What is needed:
Rewrite the lines from the one containing "month-value: 7 — [508, 366, 545, 426]" through the one containing "indicator-name: Удовлетворенность предприятий", both included, as a Markdown table. Use the columns Row and Text: number each line in Row, put the line itself in Text, and leave out blank lines.

Record excerpts:
+++++

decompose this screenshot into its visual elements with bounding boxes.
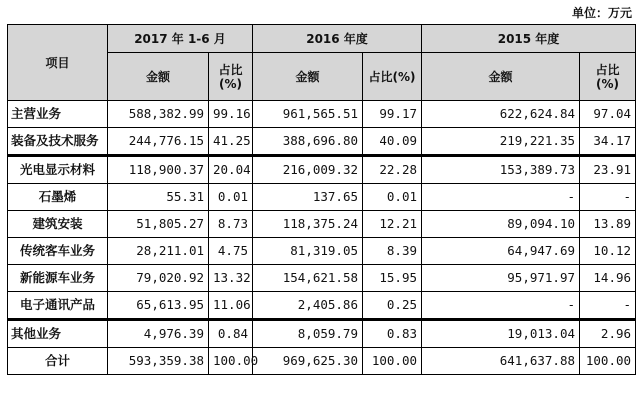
cell-ratio: 40.09 bbox=[363, 128, 422, 156]
cell-ratio: 100.00 bbox=[580, 348, 636, 375]
cell-amount: 216,009.32 bbox=[253, 156, 363, 184]
header-ratio: 占比(%) bbox=[363, 53, 422, 101]
cell-amount: 64,947.69 bbox=[422, 238, 580, 265]
cell-ratio: 0.83 bbox=[363, 320, 422, 348]
cell-ratio: 99.16 bbox=[209, 101, 253, 128]
cell-ratio: 97.04 bbox=[580, 101, 636, 128]
cell-ratio: 13.32 bbox=[209, 265, 253, 292]
cell-amount: 28,211.01 bbox=[108, 238, 209, 265]
cell-ratio: 0.84 bbox=[209, 320, 253, 348]
cell-amount: 51,805.27 bbox=[108, 211, 209, 238]
cell-amount: 8,059.79 bbox=[253, 320, 363, 348]
cell-ratio: 13.89 bbox=[580, 211, 636, 238]
cell-ratio: 99.17 bbox=[363, 101, 422, 128]
header-period-2017h1: 2017 年 1-6 月 bbox=[108, 25, 253, 53]
cell-amount: 219,221.35 bbox=[422, 128, 580, 156]
cell-amount: 81,319.05 bbox=[253, 238, 363, 265]
table-row bbox=[8, 238, 636, 265]
cell-amount: - bbox=[422, 184, 580, 211]
cell-amount: 593,359.38 bbox=[108, 348, 209, 375]
header-amount: 金额 bbox=[108, 53, 209, 101]
cell-ratio: - bbox=[580, 292, 636, 320]
cell-ratio: - bbox=[580, 184, 636, 211]
cell-amount: 961,565.51 bbox=[253, 101, 363, 128]
cell-amount: 969,625.30 bbox=[253, 348, 363, 375]
cell-ratio: 2.96 bbox=[580, 320, 636, 348]
cell-amount: 153,389.73 bbox=[422, 156, 580, 184]
row-label: 电子通讯产品 bbox=[8, 292, 108, 320]
cell-amount: 89,094.10 bbox=[422, 211, 580, 238]
row-label: 其他业务 bbox=[8, 320, 108, 348]
cell-ratio: 10.12 bbox=[580, 238, 636, 265]
row-label: 光电显示材料 bbox=[8, 156, 108, 184]
cell-ratio: 0.01 bbox=[209, 184, 253, 211]
row-label: 建筑安装 bbox=[8, 211, 108, 238]
cell-amount: 79,020.92 bbox=[108, 265, 209, 292]
header-amount: 金额 bbox=[422, 53, 580, 101]
table-row bbox=[8, 184, 636, 211]
cell-ratio: 8.39 bbox=[363, 238, 422, 265]
cell-ratio: 11.06 bbox=[209, 292, 253, 320]
table-row bbox=[8, 156, 636, 184]
row-label: 新能源车业务 bbox=[8, 265, 108, 292]
cell-ratio: 0.01 bbox=[363, 184, 422, 211]
header-ratio: 占比 (%) bbox=[209, 53, 253, 101]
table-row bbox=[8, 265, 636, 292]
header-amount: 金额 bbox=[253, 53, 363, 101]
row-label: 石墨烯 bbox=[8, 184, 108, 211]
row-label: 传统客车业务 bbox=[8, 238, 108, 265]
cell-amount: 388,696.80 bbox=[253, 128, 363, 156]
table-row bbox=[8, 128, 636, 156]
row-label: 合计 bbox=[8, 348, 108, 375]
cell-ratio: 15.95 bbox=[363, 265, 422, 292]
table-row bbox=[8, 101, 636, 128]
cell-amount: 641,637.88 bbox=[422, 348, 580, 375]
row-label: 装备及技术服务 bbox=[8, 128, 108, 156]
table-row bbox=[8, 320, 636, 348]
cell-amount: 137.65 bbox=[253, 184, 363, 211]
cell-ratio: 4.75 bbox=[209, 238, 253, 265]
cell-amount: 65,613.95 bbox=[108, 292, 209, 320]
cell-amount: 244,776.15 bbox=[108, 128, 209, 156]
cell-ratio: 23.91 bbox=[580, 156, 636, 184]
cell-ratio: 100.00 bbox=[209, 348, 253, 375]
header-period-2015: 2015 年度 bbox=[422, 25, 636, 53]
cell-ratio: 0.25 bbox=[363, 292, 422, 320]
cell-amount: 588,382.99 bbox=[108, 101, 209, 128]
cell-ratio: 34.17 bbox=[580, 128, 636, 156]
cell-amount: 118,900.37 bbox=[108, 156, 209, 184]
cell-amount: 2,405.86 bbox=[253, 292, 363, 320]
cell-amount: 622,624.84 bbox=[422, 101, 580, 128]
cell-amount: 4,976.39 bbox=[108, 320, 209, 348]
header-ratio: 占比 (%) bbox=[580, 53, 636, 101]
cell-amount: 154,621.58 bbox=[253, 265, 363, 292]
cell-amount: 19,013.04 bbox=[422, 320, 580, 348]
row-label: 主营业务 bbox=[8, 101, 108, 128]
cell-amount: 118,375.24 bbox=[253, 211, 363, 238]
header-item: 项目 bbox=[8, 25, 108, 101]
cell-ratio: 22.28 bbox=[363, 156, 422, 184]
cell-ratio: 100.00 bbox=[363, 348, 422, 375]
cell-amount: - bbox=[422, 292, 580, 320]
table-row bbox=[8, 211, 636, 238]
unit-label: 单位：万元 bbox=[571, 6, 632, 20]
cell-ratio: 41.25 bbox=[209, 128, 253, 156]
table-row bbox=[8, 292, 636, 320]
cell-amount: 55.31 bbox=[108, 184, 209, 211]
cell-ratio: 12.21 bbox=[363, 211, 422, 238]
header-period-2016: 2016 年度 bbox=[253, 25, 422, 53]
cell-ratio: 20.04 bbox=[209, 156, 253, 184]
table-row-total bbox=[8, 348, 636, 375]
cell-ratio: 14.96 bbox=[580, 265, 636, 292]
revenue-table bbox=[7, 24, 636, 375]
cell-ratio: 8.73 bbox=[209, 211, 253, 238]
cell-amount: 95,971.97 bbox=[422, 265, 580, 292]
header-row-periods bbox=[8, 25, 636, 53]
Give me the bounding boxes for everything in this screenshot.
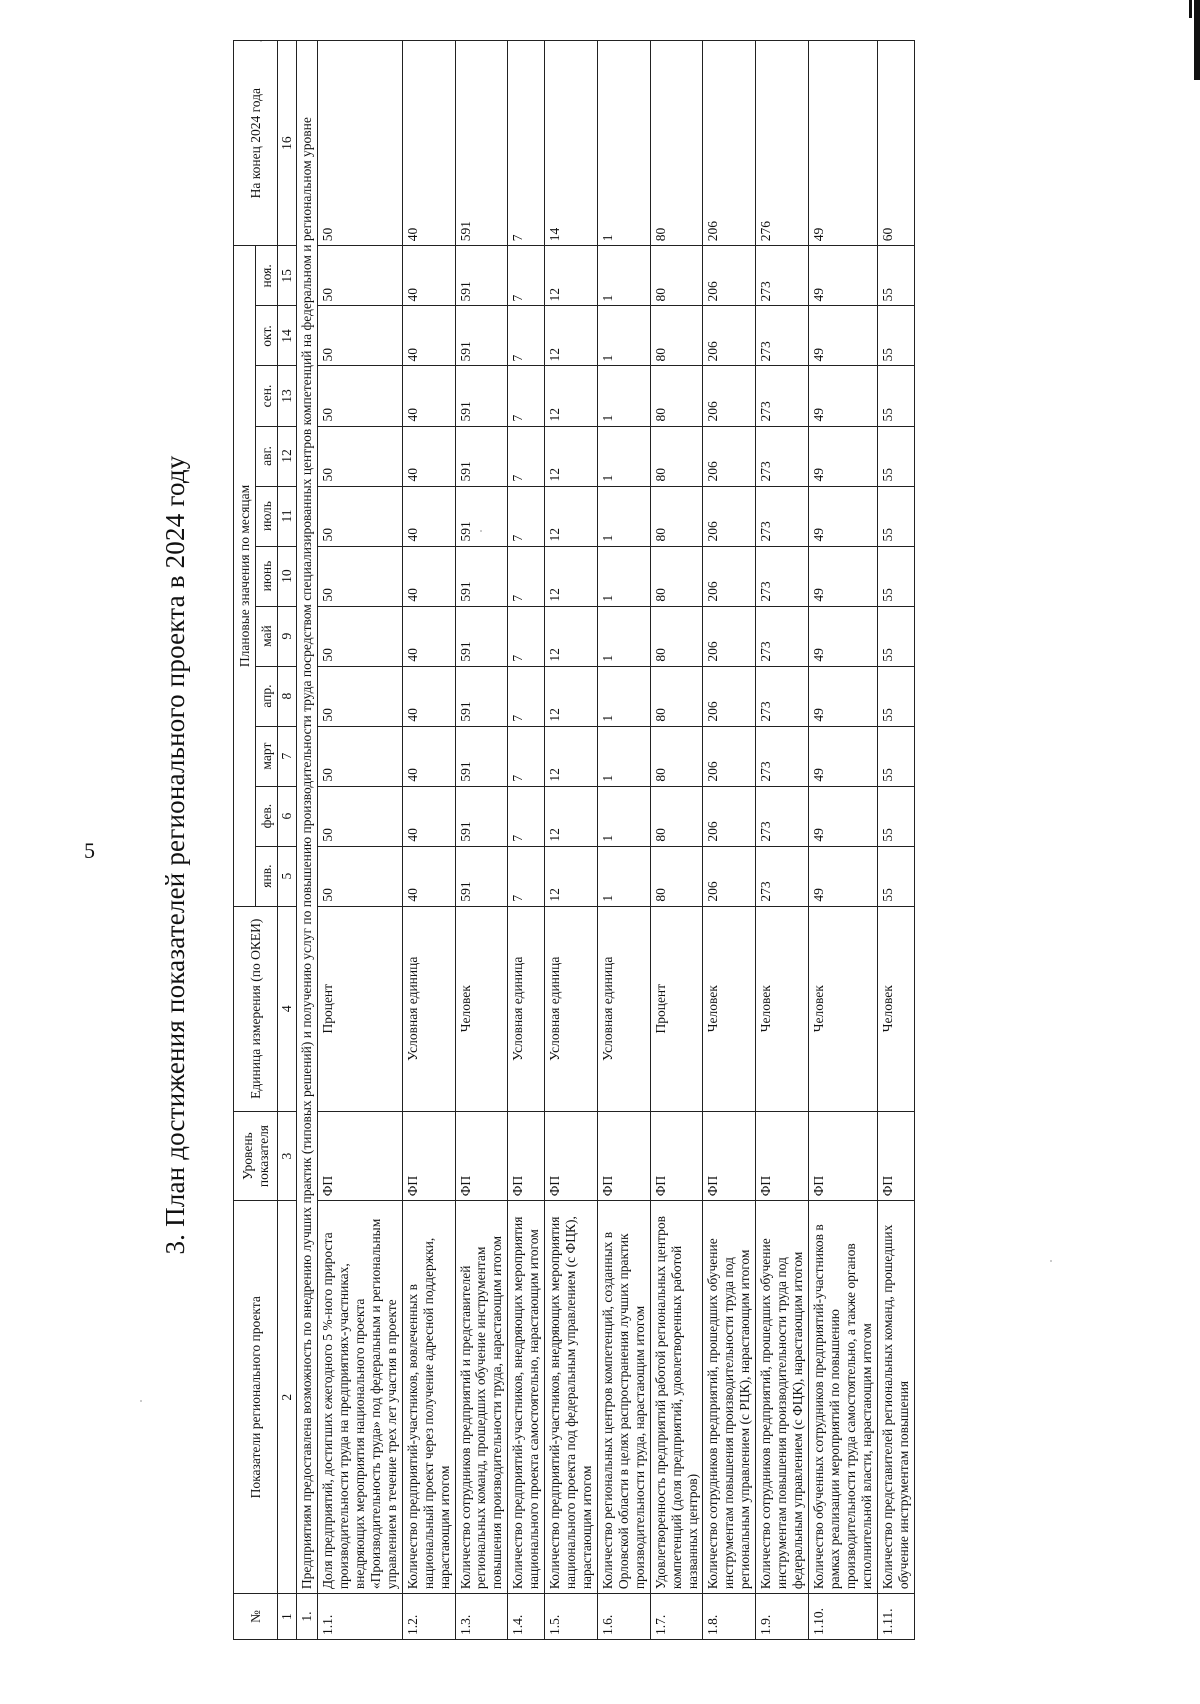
month-value: 7 — [508, 366, 545, 426]
month-value: 49 — [809, 366, 878, 426]
month-value: 55 — [877, 726, 914, 786]
row-number: 1.3. — [455, 1594, 508, 1640]
month-value: 12 — [545, 546, 598, 606]
indicator-level: ФП — [597, 1111, 650, 1200]
header-monthly-group: Плановые значения по месяцам — [234, 246, 256, 906]
month-value: 591 — [455, 486, 508, 546]
month-value: 206 — [703, 246, 756, 306]
indicator-name: Удовлетворенность предприятий работой региональных центров компетенций (доля предприятий, удовлетворенных работой названных центров) — [650, 1201, 703, 1594]
indicator-name: Количество сотрудников предприятий и представителей региональных команд, прошедших обучение инструментам повышения производительности труда, нарастающим итогом — [455, 1201, 508, 1594]
month-value: 55 — [877, 846, 914, 906]
header-month: март — [256, 726, 278, 786]
month-value: 273 — [756, 846, 809, 906]
header-month: июль — [256, 486, 278, 546]
indicator-name: Количество представителей региональных команд, прошедших обучение инструментам повышения — [877, 1201, 914, 1594]
month-value: 80 — [650, 426, 703, 486]
indicator-unit: Условная единица — [545, 906, 598, 1111]
month-value: 40 — [402, 306, 455, 366]
month-value: 40 — [402, 246, 455, 306]
indicator-level: ФП — [318, 1111, 403, 1200]
month-value: 206 — [703, 366, 756, 426]
month-value: 591 — [455, 606, 508, 666]
header-level: Уровень показателя — [234, 1111, 278, 1200]
row-number: 1.4. — [508, 1594, 545, 1640]
month-value: 591 — [455, 846, 508, 906]
month-value: 50 — [318, 846, 403, 906]
month-value: 12 — [545, 426, 598, 486]
month-value: 49 — [809, 306, 878, 366]
month-value: 40 — [402, 486, 455, 546]
month-value: 206 — [703, 546, 756, 606]
column-number: 5 — [278, 846, 297, 906]
end-of-year-value: 7 — [508, 41, 545, 246]
month-value: 273 — [756, 786, 809, 846]
indicator-unit: Человек — [809, 906, 878, 1111]
month-value: 1 — [597, 486, 650, 546]
indicator-name: Количество обученных сотрудников предприятий-участников в рамках реализации мероприятий по повышению производительности труда самостоятельно, а также органов исполнительной власти, нарастающим итогом — [809, 1201, 878, 1594]
month-value: 50 — [318, 486, 403, 546]
header-unit: Единица измерения (по ОКЕИ) — [234, 906, 278, 1111]
header-month: апр. — [256, 666, 278, 726]
end-of-year-value: 591 — [455, 41, 508, 246]
month-value: 49 — [809, 726, 878, 786]
month-value: 12 — [545, 486, 598, 546]
month-value: 40 — [402, 726, 455, 786]
month-value: 206 — [703, 666, 756, 726]
month-value: 1 — [597, 846, 650, 906]
row-number: 1.1. — [318, 1594, 403, 1640]
end-of-year-value: 80 — [650, 41, 703, 246]
column-number: 6 — [278, 786, 297, 846]
rotated-page-content — [160, 35, 1065, 1675]
month-value: 1 — [597, 666, 650, 726]
section-text: Предприятиям предоставлена возможность по внедрению лучших практик (типовых решений) и получению услуг по повышению производительности труда посредством специализированных центров компетенций на федеральном и региональном уровне — [297, 41, 318, 1594]
scan-edge-mark-small — [1189, 0, 1192, 18]
indicator-level: ФП — [703, 1111, 756, 1200]
month-value: 80 — [650, 786, 703, 846]
indicator-level: ФП — [650, 1111, 703, 1200]
indicator-name: Количество предприятий-участников, внедряющих мероприятия национального проекта самостоятельно, нарастающим итогом — [508, 1201, 545, 1594]
end-of-year-value: 49 — [809, 41, 878, 246]
month-value: 12 — [545, 606, 598, 666]
table-row — [877, 41, 914, 1640]
column-number: 16 — [278, 41, 297, 246]
column-number: 12 — [278, 426, 297, 486]
month-value: 206 — [703, 486, 756, 546]
column-numbers-row — [278, 41, 297, 1640]
month-value: 273 — [756, 606, 809, 666]
month-value: 80 — [650, 606, 703, 666]
month-value: 55 — [877, 426, 914, 486]
header-month: сен. — [256, 366, 278, 426]
column-number: 11 — [278, 486, 297, 546]
indicator-name: Количество предприятий-участников, внедряющих мероприятия национального проекта под федеральным управлением (с ФЦК), нарастающим итогом — [545, 1201, 598, 1594]
month-value: 206 — [703, 846, 756, 906]
month-value: 55 — [877, 486, 914, 546]
document-title: 3. План достижения показателей регионального проекта в 2024 году — [160, 455, 190, 1255]
indicator-level: ФП — [455, 1111, 508, 1200]
month-value: 40 — [402, 366, 455, 426]
month-value: 50 — [318, 726, 403, 786]
month-value: 591 — [455, 246, 508, 306]
month-value: 591 — [455, 366, 508, 426]
row-number: 1.5. — [545, 1594, 598, 1640]
month-value: 80 — [650, 546, 703, 606]
indicator-level: ФП — [877, 1111, 914, 1200]
month-value: 40 — [402, 666, 455, 726]
row-number: 1.2. — [402, 1594, 455, 1640]
section-row — [297, 41, 318, 1640]
month-value: 1 — [597, 246, 650, 306]
month-value: 12 — [545, 246, 598, 306]
month-value: 7 — [508, 666, 545, 726]
month-value: 40 — [402, 546, 455, 606]
month-value: 80 — [650, 306, 703, 366]
month-value: 591 — [455, 546, 508, 606]
month-value: 7 — [508, 486, 545, 546]
indicator-level: ФП — [508, 1111, 545, 1200]
indicators-table — [233, 40, 915, 1640]
month-value: 55 — [877, 246, 914, 306]
header-month: окт. — [256, 306, 278, 366]
month-value: 55 — [877, 606, 914, 666]
month-value: 49 — [809, 606, 878, 666]
indicator-unit: Человек — [703, 906, 756, 1111]
end-of-year-value: 1 — [597, 41, 650, 246]
column-number: 14 — [278, 306, 297, 366]
table-row — [318, 41, 403, 1640]
header-month: июнь — [256, 546, 278, 606]
indicator-name: Количество сотрудников предприятий, прошедших обучение инструментам повышения производительности труда под федеральным управлением (с ФЦК), нарастающим итогом — [756, 1201, 809, 1594]
month-value: 40 — [402, 786, 455, 846]
table-row — [809, 41, 878, 1640]
month-value: 591 — [455, 726, 508, 786]
month-value: 206 — [703, 786, 756, 846]
table-row — [650, 41, 703, 1640]
month-value: 206 — [703, 726, 756, 786]
month-value: 55 — [877, 546, 914, 606]
row-number: 1.8. — [703, 1594, 756, 1640]
indicator-level: ФП — [545, 1111, 598, 1200]
month-value: 273 — [756, 246, 809, 306]
end-of-year-value: 276 — [756, 41, 809, 246]
month-value: 273 — [756, 426, 809, 486]
month-value: 40 — [402, 606, 455, 666]
month-value: 273 — [756, 726, 809, 786]
month-value: 50 — [318, 786, 403, 846]
end-of-year-value: 40 — [402, 41, 455, 246]
header-end-of-year: На конец 2024 года — [234, 41, 278, 246]
month-value: 591 — [455, 306, 508, 366]
column-number: 4 — [278, 906, 297, 1111]
month-value: 80 — [650, 486, 703, 546]
table-row — [402, 41, 455, 1640]
month-value: 80 — [650, 726, 703, 786]
month-value: 591 — [455, 666, 508, 726]
month-value: 7 — [508, 786, 545, 846]
month-value: 7 — [508, 726, 545, 786]
month-value: 206 — [703, 606, 756, 666]
month-value: 49 — [809, 246, 878, 306]
month-value: 55 — [877, 666, 914, 726]
month-value: 50 — [318, 606, 403, 666]
indicator-unit: Условная единица — [597, 906, 650, 1111]
end-of-year-value: 14 — [545, 41, 598, 246]
table-row — [756, 41, 809, 1640]
indicator-name: Количество региональных центров компетенций, созданных в Орловской области в целях распространения лучших практик производительности труда, нарастающим итогом — [597, 1201, 650, 1594]
month-value: 50 — [318, 306, 403, 366]
month-value: 50 — [318, 246, 403, 306]
header-month: авг. — [256, 426, 278, 486]
header-month: фев. — [256, 786, 278, 846]
row-number: 1.7. — [650, 1594, 703, 1640]
month-value: 12 — [545, 846, 598, 906]
indicator-unit: Условная единица — [508, 906, 545, 1111]
column-number: 1 — [278, 1594, 297, 1640]
month-value: 591 — [455, 786, 508, 846]
month-value: 40 — [402, 846, 455, 906]
month-value: 206 — [703, 306, 756, 366]
column-number: 3 — [278, 1111, 297, 1200]
table-header — [234, 41, 297, 1640]
month-value: 49 — [809, 546, 878, 606]
month-value: 273 — [756, 666, 809, 726]
month-value: 591 — [455, 426, 508, 486]
indicator-level: ФП — [402, 1111, 455, 1200]
month-value: 12 — [545, 726, 598, 786]
section-no: 1. — [297, 1594, 318, 1640]
month-value: 50 — [318, 366, 403, 426]
table-row — [455, 41, 508, 1640]
month-value: 50 — [318, 546, 403, 606]
month-value: 7 — [508, 246, 545, 306]
indicator-level: ФП — [756, 1111, 809, 1200]
month-value: 206 — [703, 426, 756, 486]
column-number: 13 — [278, 366, 297, 426]
end-of-year-value: 60 — [877, 41, 914, 246]
month-value: 7 — [508, 846, 545, 906]
month-value: 12 — [545, 366, 598, 426]
header-month: май — [256, 606, 278, 666]
month-value: 80 — [650, 366, 703, 426]
page-number: 5 — [84, 838, 95, 863]
indicator-unit: Процент — [650, 906, 703, 1111]
end-of-year-value: 206 — [703, 41, 756, 246]
month-value: 49 — [809, 486, 878, 546]
month-value: 1 — [597, 366, 650, 426]
month-value: 55 — [877, 306, 914, 366]
header-no: № — [234, 1594, 278, 1640]
month-value: 1 — [597, 546, 650, 606]
indicator-unit: Человек — [455, 906, 508, 1111]
month-value: 40 — [402, 426, 455, 486]
month-value: 1 — [597, 606, 650, 666]
table-row — [545, 41, 598, 1640]
indicator-name: Количество предприятий-участников, вовлеченных в национальный проект через получение адресной поддержки, нарастающим итогом — [402, 1201, 455, 1594]
month-value: 7 — [508, 546, 545, 606]
row-number: 1.9. — [756, 1594, 809, 1640]
month-value: 273 — [756, 546, 809, 606]
column-number: 2 — [278, 1201, 297, 1594]
row-number: 1.6. — [597, 1594, 650, 1640]
indicator-unit: Человек — [877, 906, 914, 1111]
month-value: 55 — [877, 786, 914, 846]
month-value: 80 — [650, 246, 703, 306]
month-value: 50 — [318, 426, 403, 486]
column-number: 9 — [278, 606, 297, 666]
table-row — [508, 41, 545, 1640]
month-value: 273 — [756, 366, 809, 426]
month-value: 49 — [809, 666, 878, 726]
header-month: янв. — [256, 846, 278, 906]
table-row — [703, 41, 756, 1640]
month-value: 55 — [877, 366, 914, 426]
scan-speck — [140, 1400, 142, 1402]
indicator-unit: Процент — [318, 906, 403, 1111]
header-month: ноя. — [256, 246, 278, 306]
month-value: 80 — [650, 846, 703, 906]
month-value: 1 — [597, 426, 650, 486]
row-number: 1.11. — [877, 1594, 914, 1640]
indicator-name: Доля предприятий, достигших ежегодного 5 %-ного прироста производительности труда на предприятиях-участниках, внедряющих мероприятия национального проекта «Производительность труда» под федеральным и региональным управлением в течение трех лет участия в проекте — [318, 1201, 403, 1594]
month-value: 12 — [545, 306, 598, 366]
month-value: 7 — [508, 306, 545, 366]
month-value: 273 — [756, 306, 809, 366]
scan-edge-mark — [1194, 0, 1200, 80]
header-indicators: Показатели регионального проекта — [234, 1201, 278, 1594]
indicator-unit: Человек — [756, 906, 809, 1111]
row-number: 1.10. — [809, 1594, 878, 1640]
month-value: 49 — [809, 426, 878, 486]
end-of-year-value: 50 — [318, 41, 403, 246]
column-number: 8 — [278, 666, 297, 726]
month-value: 80 — [650, 666, 703, 726]
month-value: 7 — [508, 426, 545, 486]
indicator-name: Количество сотрудников предприятий, прошедших обучение инструментам повышения производительности труда под региональным управлением (с РЦК), нарастающим итогом — [703, 1201, 756, 1594]
column-number: 15 — [278, 246, 297, 306]
month-value: 12 — [545, 666, 598, 726]
table-row — [597, 41, 650, 1640]
month-value: 12 — [545, 786, 598, 846]
indicator-unit: Условная единица — [402, 906, 455, 1111]
month-value: 273 — [756, 486, 809, 546]
month-value: 1 — [597, 306, 650, 366]
column-number: 7 — [278, 726, 297, 786]
month-value: 1 — [597, 786, 650, 846]
month-value: 50 — [318, 666, 403, 726]
table-body — [297, 41, 915, 1640]
month-value: 1 — [597, 726, 650, 786]
month-value: 49 — [809, 846, 878, 906]
column-number: 10 — [278, 546, 297, 606]
month-value: 7 — [508, 606, 545, 666]
indicator-level: ФП — [809, 1111, 878, 1200]
month-value: 49 — [809, 786, 878, 846]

+++++

Solution to this problem:
| Row | Text |
|---|---|
| 1 | month-value: 7 — [508, 366, 545, 426] |
| 2 | month-value: 49 — [809, 366, 878, 426] |
| 3 | month-value: 55 — [877, 726, 914, 786] |
| 4 | row-number: 1.3. — [455, 1594, 508, 1640] |
| 5 | month-value: 12 — [545, 546, 598, 606] |
| 6 | indicator-level: ФП — [597, 1111, 650, 1200] |
| 7 | header-monthly-group: Плановые значения по месяцам — [234, 246, 256, 906] |
| 8 | month-value: 591 — [455, 486, 508, 546] |
| 9 | month-value: 206 — [703, 246, 756, 306] |
| 10 | indicator-name: Удовлетворенность предприятий работой региональных центров компетенций (доля предприятий, удовлетворенных работой названных центров) — [650, 1201, 703, 1594] |